*Given exercise*.
Make an exact transcription of the material, leaving out all images.

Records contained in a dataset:
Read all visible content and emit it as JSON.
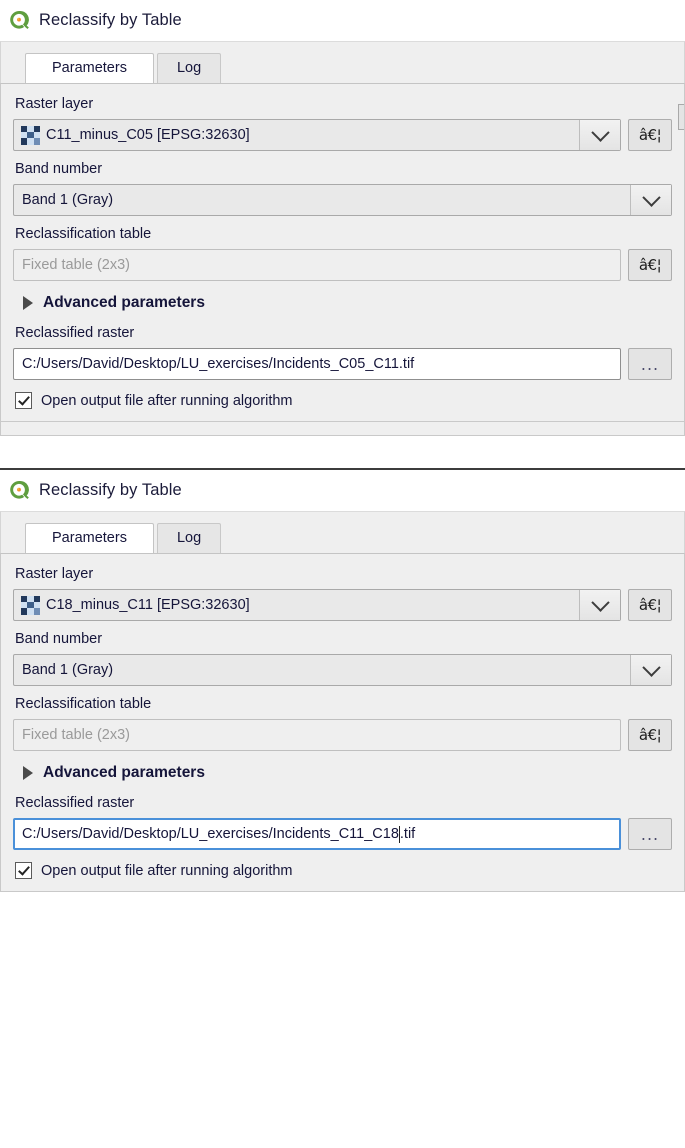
{
  "dialogs": [
    {
      "title": "Reclassify by Table",
      "logo_icon": "qgis-logo-icon",
      "tabs": [
        {
          "label": "Parameters",
          "active": true
        },
        {
          "label": "Log",
          "active": false
        }
      ],
      "fields": {
        "raster_layer_label": "Raster layer",
        "raster_layer_value": "C11_minus_C05 [EPSG:32630]",
        "raster_layer_icon": "raster-checker-icon",
        "raster_layer_dropdown_icon": "chevron-down-icon",
        "raster_layer_more_button": "â€¦",
        "band_number_label": "Band number",
        "band_number_value": "Band 1 (Gray)",
        "band_number_dropdown_icon": "chevron-down-icon",
        "reclass_table_label": "Reclassification table",
        "reclass_table_value": "Fixed table (2x3)",
        "reclass_table_more_button": "â€¦",
        "advanced_label": "Advanced parameters",
        "advanced_toggle_icon": "triangle-right-icon",
        "output_label": "Reclassified raster",
        "output_value": "C:/Users/David/Desktop/LU_exercises/Incidents_C05_C11.tif",
        "output_value_head": "C:/Users/David/Desktop/LU_exercises/Incidents_C05_C11.tif",
        "output_value_tail": "",
        "output_focused": false,
        "browse_button": "...",
        "open_output_label": "Open output file after running algorithm",
        "open_output_checked": true
      }
    },
    {
      "title": "Reclassify by Table",
      "logo_icon": "qgis-logo-icon",
      "tabs": [
        {
          "label": "Parameters",
          "active": true
        },
        {
          "label": "Log",
          "active": false
        }
      ],
      "fields": {
        "raster_layer_label": "Raster layer",
        "raster_layer_value": "C18_minus_C11 [EPSG:32630]",
        "raster_layer_icon": "raster-checker-icon",
        "raster_layer_dropdown_icon": "chevron-down-icon",
        "raster_layer_more_button": "â€¦",
        "band_number_label": "Band number",
        "band_number_value": "Band 1 (Gray)",
        "band_number_dropdown_icon": "chevron-down-icon",
        "reclass_table_label": "Reclassification table",
        "reclass_table_value": "Fixed table (2x3)",
        "reclass_table_more_button": "â€¦",
        "advanced_label": "Advanced parameters",
        "advanced_toggle_icon": "triangle-right-icon",
        "output_label": "Reclassified raster",
        "output_value": "C:/Users/David/Desktop/LU_exercises/Incidents_C11_C18.tif",
        "output_value_head": "C:/Users/David/Desktop/LU_exercises/Incidents_C11_C18",
        "output_value_tail": ".tif",
        "output_focused": true,
        "browse_button": "...",
        "open_output_label": "Open output file after running algorithm",
        "open_output_checked": true
      }
    }
  ],
  "colors": {
    "accent_focus": "#4a90d9",
    "panel_bg": "#efefef",
    "text": "#15153a",
    "placeholder": "#9a9a9a",
    "logo_green": "#5f9e3f",
    "logo_orange": "#f0932b"
  }
}
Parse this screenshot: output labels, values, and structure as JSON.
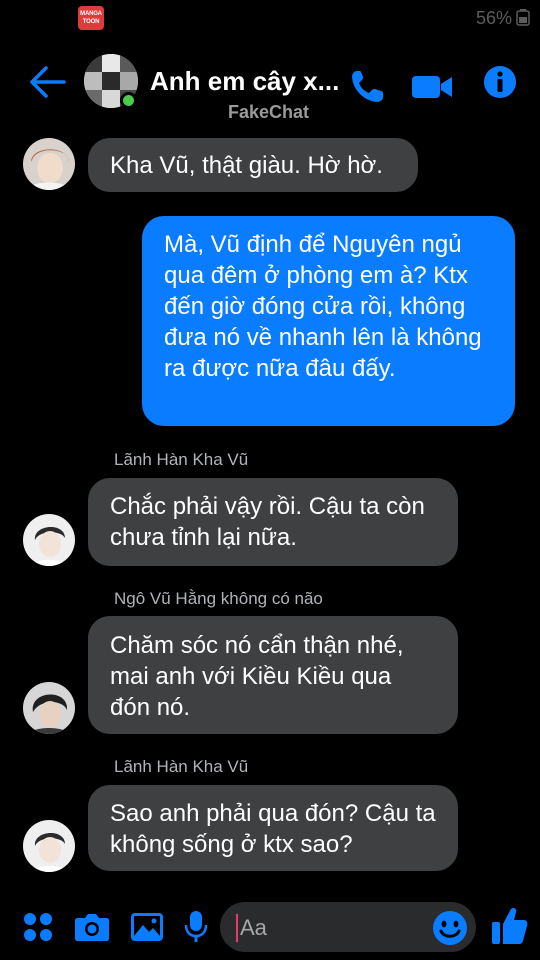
{
  "status": {
    "app_badge": "MANGA TOON",
    "battery": "56%"
  },
  "header": {
    "title": "Anh em cây x...",
    "subtitle": "FakeChat"
  },
  "messages": [
    {
      "direction": "in",
      "text": "Kha Vũ, thật giàu. Hờ hờ.",
      "sender": ""
    },
    {
      "direction": "out",
      "text": "Mà, Vũ định để Nguyên ngủ qua đêm ở phòng em à? Ktx đến giờ đóng cửa rồi, không đưa nó về nhanh lên là không ra được nữa đâu đấy."
    },
    {
      "direction": "in",
      "sender": "Lãnh Hàn Kha Vũ",
      "text": "Chắc phải vậy rồi. Cậu ta còn chưa tỉnh lại nữa."
    },
    {
      "direction": "in",
      "sender": "Ngô Vũ Hằng không có não",
      "text": "Chăm sóc nó cẩn thận nhé, mai anh với Kiều Kiều qua đón nó."
    },
    {
      "direction": "in",
      "sender": "Lãnh Hàn Kha Vũ",
      "text": "Sao anh phải qua đón? Cậu ta không sống ở ktx sao?"
    }
  ],
  "composer": {
    "placeholder": "Aa"
  },
  "icons": {
    "back": "arrow-left-icon",
    "phone": "phone-icon",
    "video": "video-camera-icon",
    "info": "info-icon",
    "menu": "four-dots-icon",
    "camera": "camera-icon",
    "gallery": "image-icon",
    "mic": "microphone-icon",
    "emoji": "smiley-icon",
    "like": "thumbs-up-icon"
  },
  "colors": {
    "accent": "#0a7cff",
    "incoming_bubble": "#3e4042",
    "online": "#4bcb4b"
  }
}
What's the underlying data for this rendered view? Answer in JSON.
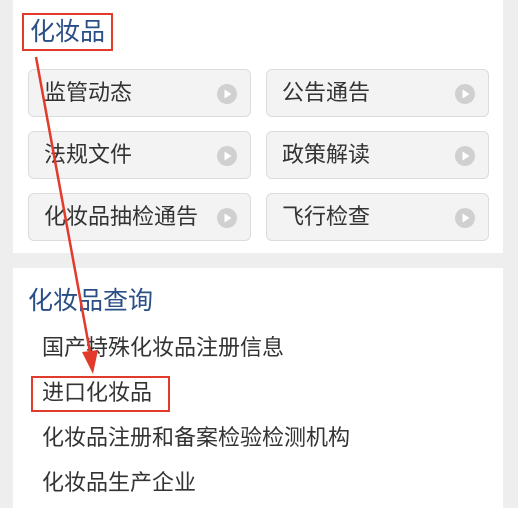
{
  "section": {
    "title": "化妆品"
  },
  "buttons": [
    {
      "label": "监管动态"
    },
    {
      "label": "公告通告"
    },
    {
      "label": "法规文件"
    },
    {
      "label": "政策解读"
    },
    {
      "label": "化妆品抽检通告"
    },
    {
      "label": "飞行检查"
    }
  ],
  "query": {
    "title": "化妆品查询",
    "links": [
      {
        "label": "国产特殊化妆品注册信息"
      },
      {
        "label": "进口化妆品"
      },
      {
        "label": "化妆品注册和备案检验检测机构"
      },
      {
        "label": "化妆品生产企业"
      }
    ]
  },
  "icon": {
    "name": "play-circle-icon"
  },
  "colors": {
    "accent": "#2a4f86",
    "annotation": "#e23a2b",
    "button_bg": "#f3f3f3"
  }
}
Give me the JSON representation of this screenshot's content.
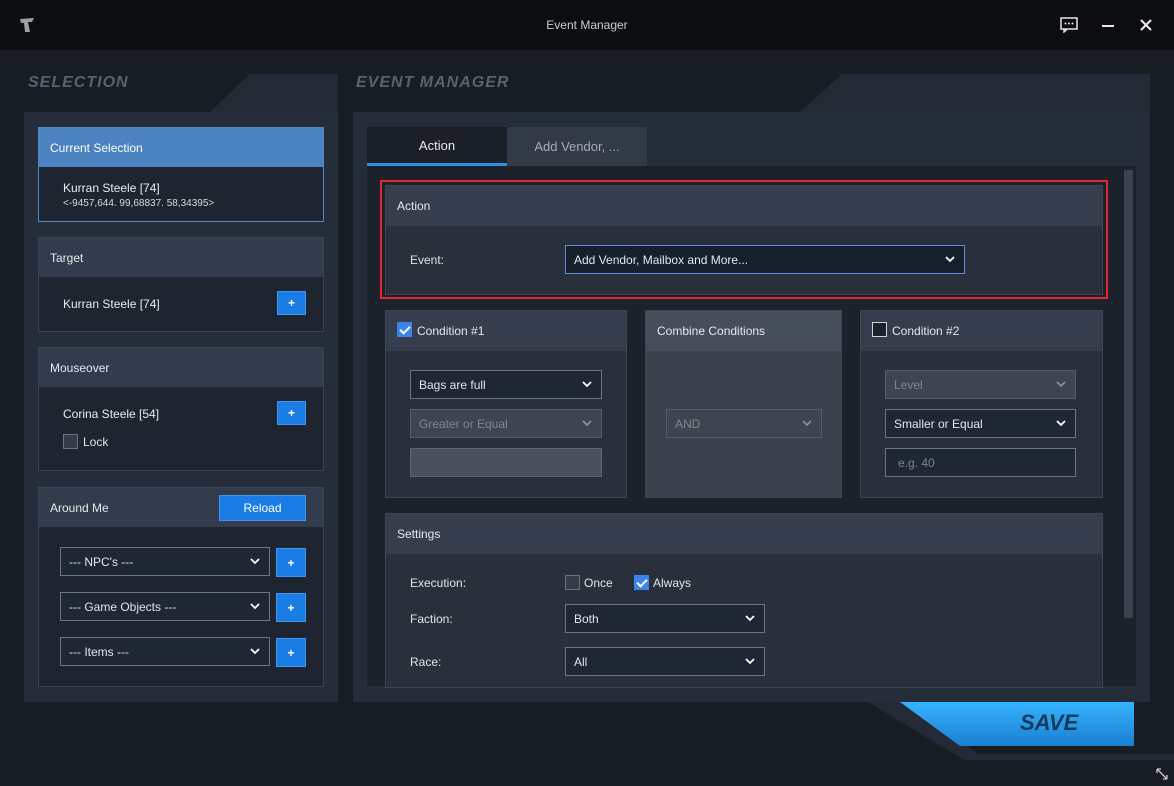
{
  "window": {
    "title": "Event Manager"
  },
  "selection": {
    "heading": "SELECTION",
    "current": {
      "header": "Current Selection",
      "name": "Kurran Steele [74]",
      "coords": "<-9457,644. 99,68837. 58,34395>"
    },
    "target": {
      "header": "Target",
      "name": "Kurran Steele [74]",
      "add_label": "+"
    },
    "mouseover": {
      "header": "Mouseover",
      "name": "Corina Steele [54]",
      "add_label": "+",
      "lock_label": "Lock"
    },
    "around_me": {
      "header": "Around Me",
      "reload_label": "Reload",
      "npcs": "--- NPC's ---",
      "game_objects": "--- Game Objects ---",
      "items": "--- Items ---",
      "add_label": "+"
    }
  },
  "event_manager": {
    "heading": "EVENT MANAGER",
    "tabs": [
      {
        "label": "Action",
        "active": true
      },
      {
        "label": "Add Vendor, ...",
        "active": false
      }
    ],
    "action": {
      "header": "Action",
      "event_label": "Event:",
      "event_value": "Add Vendor, Mailbox and More..."
    },
    "condition1": {
      "header": "Condition #1",
      "checked": true,
      "type": "Bags are full",
      "comparator": "Greater or Equal",
      "value": ""
    },
    "combine": {
      "header": "Combine Conditions",
      "operator": "AND"
    },
    "condition2": {
      "header": "Condition #2",
      "checked": false,
      "type": "Level",
      "comparator": "Smaller or Equal",
      "placeholder": "e.g. 40"
    },
    "settings": {
      "header": "Settings",
      "execution_label": "Execution:",
      "once_label": "Once",
      "once_checked": false,
      "always_label": "Always",
      "always_checked": true,
      "faction_label": "Faction:",
      "faction_value": "Both",
      "race_label": "Race:",
      "race_value": "All"
    }
  },
  "footer": {
    "save_label": "SAVE"
  },
  "colors": {
    "accent": "#1a7de6",
    "highlight_border": "#e0282e",
    "selection_header": "#4a83c0"
  }
}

*Answer below*.
Read all visible content and emit it as JSON.
{
  "dialogs": [
    {
      "title": "Reclassify by Table",
      "logo_icon": "qgis-logo-icon",
      "tabs": [
        {
          "label": "Parameters",
          "active": true
        },
        {
          "label": "Log",
          "active": false
        }
      ],
      "fields": {
        "raster_layer_label": "Raster layer",
        "raster_layer_value": "C11_minus_C05 [EPSG:32630]",
        "raster_layer_icon": "raster-checker-icon",
        "raster_layer_dropdown_icon": "chevron-down-icon",
        "raster_layer_more_button": "â€¦",
        "band_number_label": "Band number",
        "band_number_value": "Band 1 (Gray)",
        "band_number_dropdown_icon": "chevron-down-icon",
        "reclass_table_label": "Reclassification table",
        "reclass_table_value": "Fixed table (2x3)",
        "reclass_table_more_button": "â€¦",
        "advanced_label": "Advanced parameters",
        "advanced_toggle_icon": "triangle-right-icon",
        "output_label": "Reclassified raster",
        "output_value": "C:/Users/David/Desktop/LU_exercises/Incidents_C05_C11.tif",
        "output_value_head": "C:/Users/David/Desktop/LU_exercises/Incidents_C05_C11.tif",
        "output_value_tail": "",
        "output_focused": false,
        "browse_button": "...",
        "open_output_label": "Open output file after running algorithm",
        "open_output_checked": true
      }
    },
    {
      "title": "Reclassify by Table",
      "logo_icon": "qgis-logo-icon",
      "tabs": [
        {
          "label": "Parameters",
          "active": true
        },
        {
          "label": "Log",
          "active": false
        }
      ],
      "fields": {
        "raster_layer_label": "Raster layer",
        "raster_layer_value": "C18_minus_C11 [EPSG:32630]",
        "raster_layer_icon": "raster-checker-icon",
        "raster_layer_dropdown_icon": "chevron-down-icon",
        "raster_layer_more_button": "â€¦",
        "band_number_label": "Band number",
        "band_number_value": "Band 1 (Gray)",
        "band_number_dropdown_icon": "chevron-down-icon",
        "reclass_table_label": "Reclassification table",
        "reclass_table_value": "Fixed table (2x3)",
        "reclass_table_more_button": "â€¦",
        "advanced_label": "Advanced parameters",
        "advanced_toggle_icon": "triangle-right-icon",
        "output_label": "Reclassified raster",
        "output_value": "C:/Users/David/Desktop/LU_exercises/Incidents_C11_C18.tif",
        "output_value_head": "C:/Users/David/Desktop/LU_exercises/Incidents_C11_C18",
        "output_value_tail": ".tif",
        "output_focused": true,
        "browse_button": "...",
        "open_output_label": "Open output file after running algorithm",
        "open_output_checked": true
      }
    }
  ],
  "colors": {
    "accent_focus": "#4a90d9",
    "panel_bg": "#efefef",
    "text": "#15153a",
    "placeholder": "#9a9a9a",
    "logo_green": "#5f9e3f",
    "logo_orange": "#f0932b"
  }
}
Parse this screenshot: output labels, values, and structure as JSON.
{
  "status": {
    "app_badge": "MANGA TOON",
    "battery": "56%"
  },
  "header": {
    "title": "Anh em cây x...",
    "subtitle": "FakeChat"
  },
  "messages": [
    {
      "direction": "in",
      "text": "Kha Vũ, thật giàu. Hờ hờ.",
      "sender": ""
    },
    {
      "direction": "out",
      "text": "Mà, Vũ định để Nguyên ngủ qua đêm ở phòng em à? Ktx đến giờ đóng cửa rồi, không đưa nó về nhanh lên là không ra được nữa đâu đấy."
    },
    {
      "direction": "in",
      "sender": "Lãnh Hàn Kha Vũ",
      "text": "Chắc phải vậy rồi. Cậu ta còn chưa tỉnh lại nữa."
    },
    {
      "direction": "in",
      "sender": "Ngô Vũ Hằng không có não",
      "text": "Chăm sóc nó cẩn thận nhé, mai anh với Kiều Kiều qua đón nó."
    },
    {
      "direction": "in",
      "sender": "Lãnh Hàn Kha Vũ",
      "text": "Sao anh phải qua đón? Cậu ta không sống ở ktx sao?"
    }
  ],
  "composer": {
    "placeholder": "Aa"
  },
  "icons": {
    "back": "arrow-left-icon",
    "phone": "phone-icon",
    "video": "video-camera-icon",
    "info": "info-icon",
    "menu": "four-dots-icon",
    "camera": "camera-icon",
    "gallery": "image-icon",
    "mic": "microphone-icon",
    "emoji": "smiley-icon",
    "like": "thumbs-up-icon"
  },
  "colors": {
    "accent": "#0a7cff",
    "incoming_bubble": "#3e4042",
    "online": "#4bcb4b"
  }
}
What's the underlying data for this rendered view? Answer in JSON.
{
  "section": {
    "title": "化妆品"
  },
  "buttons": [
    {
      "label": "监管动态"
    },
    {
      "label": "公告通告"
    },
    {
      "label": "法规文件"
    },
    {
      "label": "政策解读"
    },
    {
      "label": "化妆品抽检通告"
    },
    {
      "label": "飞行检查"
    }
  ],
  "query": {
    "title": "化妆品查询",
    "links": [
      {
        "label": "国产特殊化妆品注册信息"
      },
      {
        "label": "进口化妆品"
      },
      {
        "label": "化妆品注册和备案检验检测机构"
      },
      {
        "label": "化妆品生产企业"
      }
    ]
  },
  "icon": {
    "name": "play-circle-icon"
  },
  "colors": {
    "accent": "#2a4f86",
    "annotation": "#e23a2b",
    "button_bg": "#f3f3f3"
  }
}
Give me the JSON representation of this screenshot's content.
{
  "window": {
    "title": "Event Manager"
  },
  "selection": {
    "heading": "SELECTION",
    "current": {
      "header": "Current Selection",
      "name": "Kurran Steele [74]",
      "coords": "<-9457,644. 99,68837. 58,34395>"
    },
    "target": {
      "header": "Target",
      "name": "Kurran Steele [74]",
      "add_label": "+"
    },
    "mouseover": {
      "header": "Mouseover",
      "name": "Corina Steele [54]",
      "add_label": "+",
      "lock_label": "Lock"
    },
    "around_me": {
      "header": "Around Me",
      "reload_label": "Reload",
      "npcs": "--- NPC's ---",
      "game_objects": "--- Game Objects ---",
      "items": "--- Items ---",
      "add_label": "+"
    }
  },
  "event_manager": {
    "heading": "EVENT MANAGER",
    "tabs": [
      {
        "label": "Action",
        "active": true
      },
      {
        "label": "Add Vendor, ...",
        "active": false
      }
    ],
    "action": {
      "header": "Action",
      "event_label": "Event:",
      "event_value": "Add Vendor, Mailbox and More..."
    },
    "condition1": {
      "header": "Condition #1",
      "checked": true,
      "type": "Bags are full",
      "comparator": "Greater or Equal",
      "value": ""
    },
    "combine": {
      "header": "Combine Conditions",
      "operator": "AND"
    },
    "condition2": {
      "header": "Condition #2",
      "checked": false,
      "type": "Level",
      "comparator": "Smaller or Equal",
      "placeholder": "e.g. 40"
    },
    "settings": {
      "header": "Settings",
      "execution_label": "Execution:",
      "once_label": "Once",
      "once_checked": false,
      "always_label": "Always",
      "always_checked": true,
      "faction_label": "Faction:",
      "faction_value": "Both",
      "race_label": "Race:",
      "race_value": "All"
    }
  },
  "footer": {
    "save_label": "SAVE"
  },
  "colors": {
    "accent": "#1a7de6",
    "highlight_border": "#e0282e",
    "selection_header": "#4a83c0"
  }
}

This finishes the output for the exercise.